- Given instruction: In how many lines does the string "Andersen" appear? Answer with the number only.

- Extracted data:
* BEGIN *
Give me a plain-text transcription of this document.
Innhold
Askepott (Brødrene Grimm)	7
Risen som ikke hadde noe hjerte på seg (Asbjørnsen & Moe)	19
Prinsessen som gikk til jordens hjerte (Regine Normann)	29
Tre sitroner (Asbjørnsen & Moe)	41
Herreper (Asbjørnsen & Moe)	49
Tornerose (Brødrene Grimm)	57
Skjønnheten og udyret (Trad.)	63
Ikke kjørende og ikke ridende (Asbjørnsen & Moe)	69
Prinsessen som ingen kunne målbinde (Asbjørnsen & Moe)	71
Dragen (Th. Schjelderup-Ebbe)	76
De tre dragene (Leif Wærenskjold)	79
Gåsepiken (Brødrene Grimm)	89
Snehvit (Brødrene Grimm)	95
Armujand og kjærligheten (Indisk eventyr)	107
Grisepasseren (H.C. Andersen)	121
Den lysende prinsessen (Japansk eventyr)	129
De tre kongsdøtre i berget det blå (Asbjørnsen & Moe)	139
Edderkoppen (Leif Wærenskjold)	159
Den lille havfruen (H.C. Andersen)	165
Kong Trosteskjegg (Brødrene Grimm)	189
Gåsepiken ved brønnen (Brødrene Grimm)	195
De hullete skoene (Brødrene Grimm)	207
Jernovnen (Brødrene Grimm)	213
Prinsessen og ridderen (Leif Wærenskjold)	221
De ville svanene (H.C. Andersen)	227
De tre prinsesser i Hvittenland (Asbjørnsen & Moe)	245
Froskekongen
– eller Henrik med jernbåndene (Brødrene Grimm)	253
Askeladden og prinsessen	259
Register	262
* END *
- Task solution: 3